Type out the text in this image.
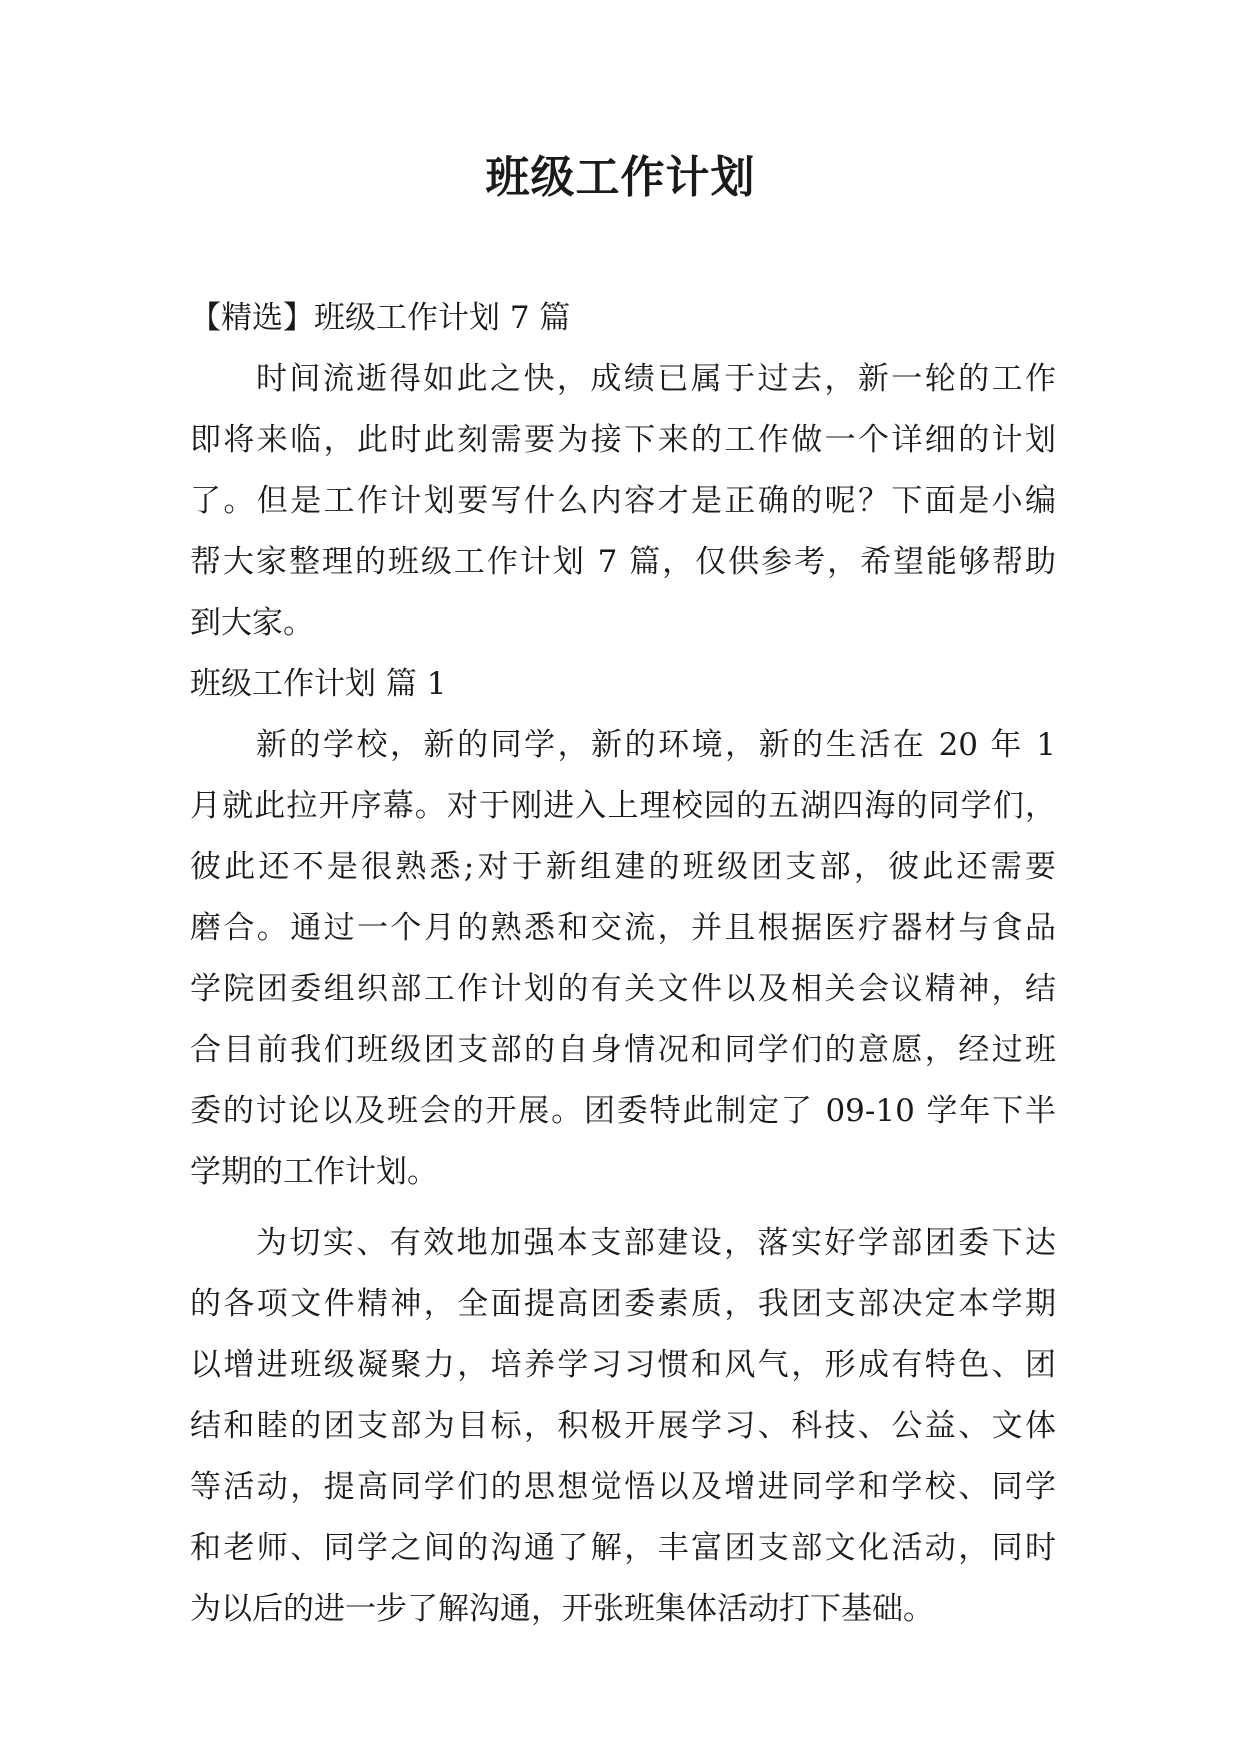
班级工作计划
【精选】班级工作计划 7 篇
时间流逝得如此之快，成绩已属于过去，新一轮的工作
即将来临，此时此刻需要为接下来的工作做一个详细的计划
了。但是工作计划要写什么内容才是正确的呢？下面是小编
帮大家整理的班级工作计划 7 篇，仅供参考，希望能够帮助
到大家。
班级工作计划 篇 1
新的学校，新的同学，新的环境，新的生活在 20 年 1
月就此拉开序幕。对于刚进入上理校园的五湖四海的同学们，
彼此还不是很熟悉;对于新组建的班级团支部，彼此还需要
磨合。通过一个月的熟悉和交流，并且根据医疗器材与食品
学院团委组织部工作计划的有关文件以及相关会议精神，结
合目前我们班级团支部的自身情况和同学们的意愿，经过班
委的讨论以及班会的开展。团委特此制定了 09-10 学年下半
学期的工作计划。
为切实、有效地加强本支部建设，落实好学部团委下达
的各项文件精神，全面提高团委素质，我团支部决定本学期
以增进班级凝聚力，培养学习习惯和风气，形成有特色、团
结和睦的团支部为目标，积极开展学习、科技、公益、文体
等活动，提高同学们的思想觉悟以及增进同学和学校、同学
和老师、同学之间的沟通了解，丰富团支部文化活动，同时
为以后的进一步了解沟通，开张班集体活动打下基础。
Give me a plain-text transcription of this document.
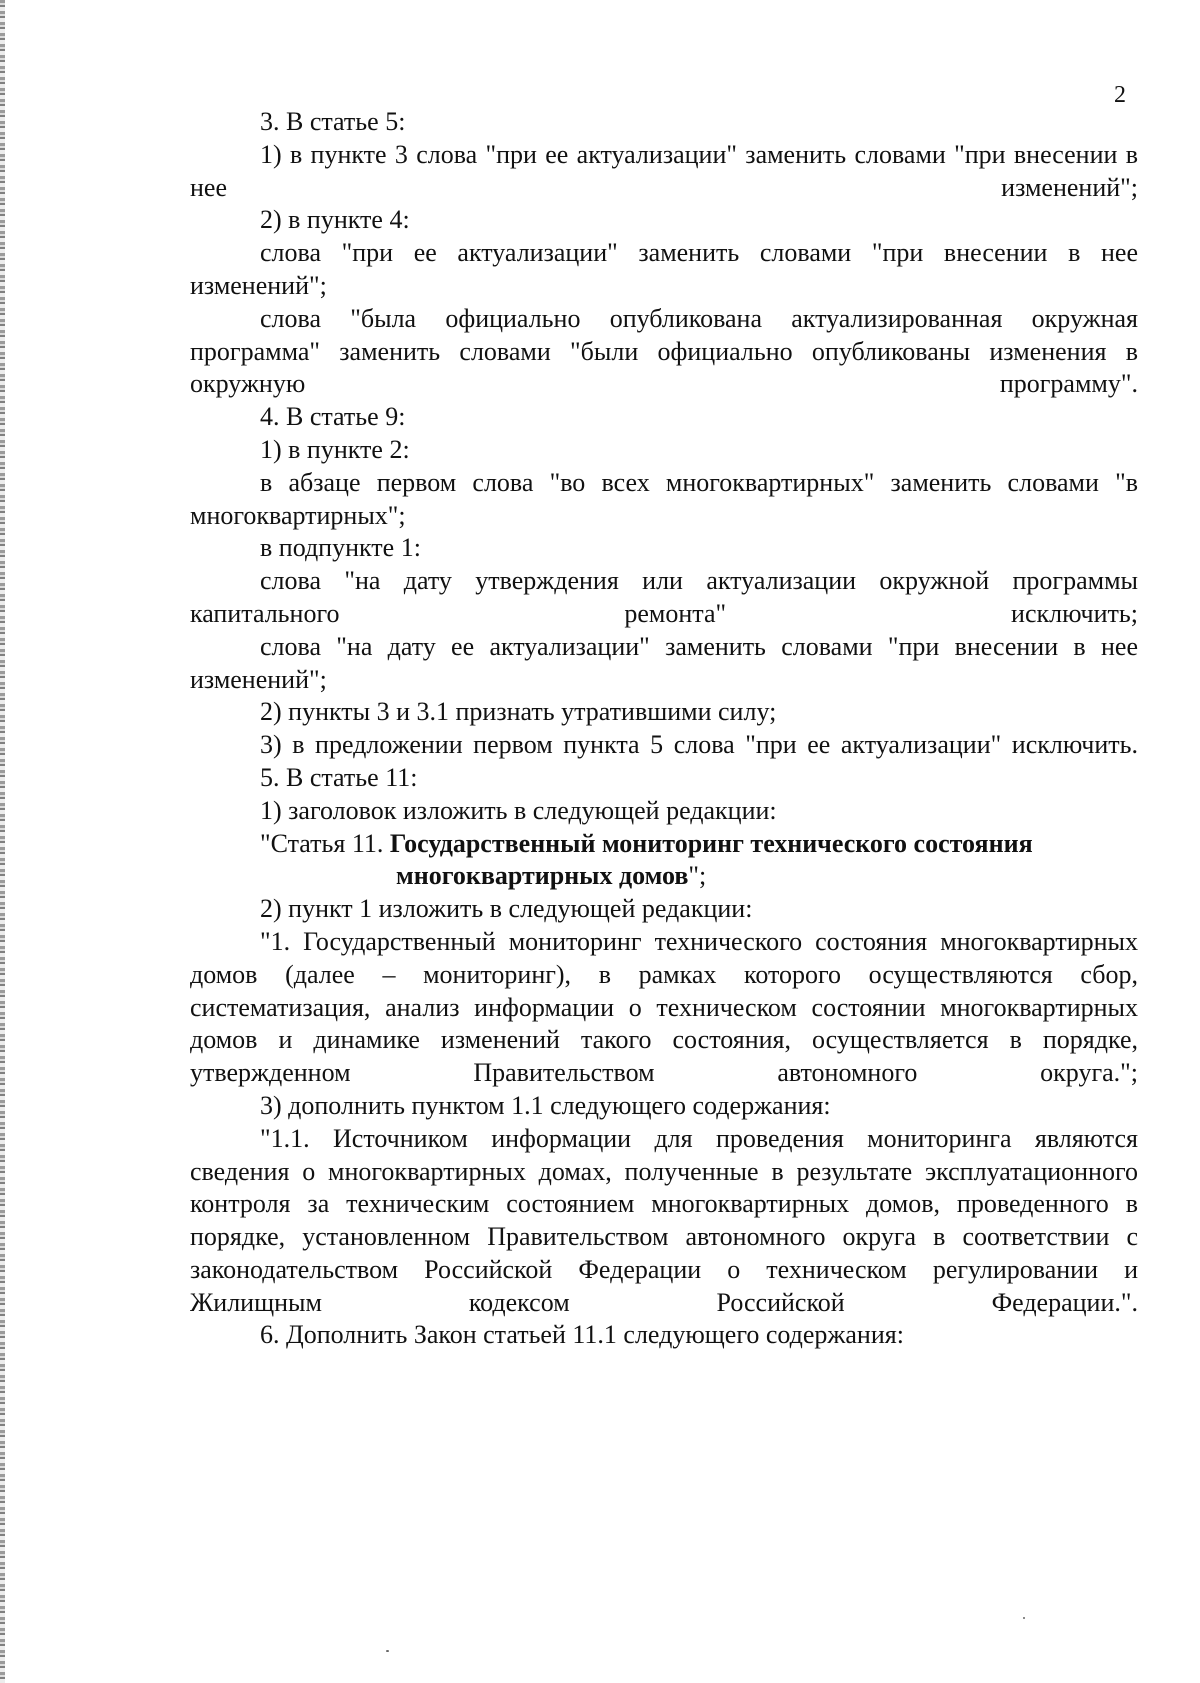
2

3. В статье 5:

1) в пункте 3 слова "при ее актуализации" заменить словами "при внесении в нее изменений";

2) в пункте 4:

слова "при ее актуализации" заменить словами "при внесении в нее изменений";

слова "была официально опубликована актуализированная окружная программа" заменить словами "были официально опубликованы изменения в окружную программу".

4. В статье 9:

1) в пункте 2:

в абзаце первом слова "во всех многоквартирных" заменить словами "в многоквартирных";

в подпункте 1:

слова "на дату утверждения или актуализации окружной программы капитального ремонта" исключить;

слова "на дату ее актуализации" заменить словами "при внесении в нее изменений";

2) пункты 3 и 3.1 признать утратившими силу;

3) в предложении первом пункта 5 слова "при ее актуализации" исключить.

5. В статье 11:

1) заголовок изложить в следующей редакции:

"Статья 11. Государственный мониторинг технического состояния
многоквартирных домов";

2) пункт 1 изложить в следующей редакции:

"1. Государственный мониторинг технического состояния многоквартирных домов (далее – мониторинг), в рамках которого осуществляются сбор, систематизация, анализ информации о техническом состоянии многоквартирных домов и динамике изменений такого состояния, осуществляется в порядке, утвержденном Правительством автономного округа.";

3) дополнить пунктом 1.1 следующего содержания:

"1.1. Источником информации для проведения мониторинга являются сведения о многоквартирных домах, полученные в результате эксплуатационного контроля за техническим состоянием многоквартирных домов, проведенного в порядке, установленном Правительством автономного округа в соответствии с законодательством Российской Федерации о техническом регулировании и Жилищным кодексом Российской Федерации.".

6. Дополнить Закон статьей 11.1 следующего содержания:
☆ ☆ ☆
Extract, word for word, every line from the one containing "Give me a plain-text" to the end of the data above, both ends included, and leave out the pictures.

Give me a plain-text transcription of this document.
2

3. В статье 5:

1) в пункте 3 слова "при ее актуализации" заменить словами "при внесении в нее изменений";

2) в пункте 4:

слова "при ее актуализации" заменить словами "при внесении в нее изменений";

слова "была официально опубликована актуализированная окружная программа" заменить словами "были официально опубликованы изменения в окружную программу".

4. В статье 9:

1) в пункте 2:

в абзаце первом слова "во всех многоквартирных" заменить словами "в многоквартирных";

в подпункте 1:

слова "на дату утверждения или актуализации окружной программы капитального ремонта" исключить;

слова "на дату ее актуализации" заменить словами "при внесении в нее изменений";

2) пункты 3 и 3.1 признать утратившими силу;

3) в предложении первом пункта 5 слова "при ее актуализации" исключить.

5. В статье 11:

1) заголовок изложить в следующей редакции:

"Статья 11. Государственный мониторинг технического состояния
многоквартирных домов";

2) пункт 1 изложить в следующей редакции:

"1. Государственный мониторинг технического состояния многоквартирных домов (далее – мониторинг), в рамках которого осуществляются сбор, систематизация, анализ информации о техническом состоянии многоквартирных домов и динамике изменений такого состояния, осуществляется в порядке, утвержденном Правительством автономного округа.";

3) дополнить пунктом 1.1 следующего содержания:

"1.1. Источником информации для проведения мониторинга являются сведения о многоквартирных домах, полученные в результате эксплуатационного контроля за техническим состоянием многоквартирных домов, проведенного в порядке, установленном Правительством автономного округа в соответствии с законодательством Российской Федерации о техническом регулировании и Жилищным кодексом Российской Федерации.".

6. Дополнить Закон статьей 11.1 следующего содержания:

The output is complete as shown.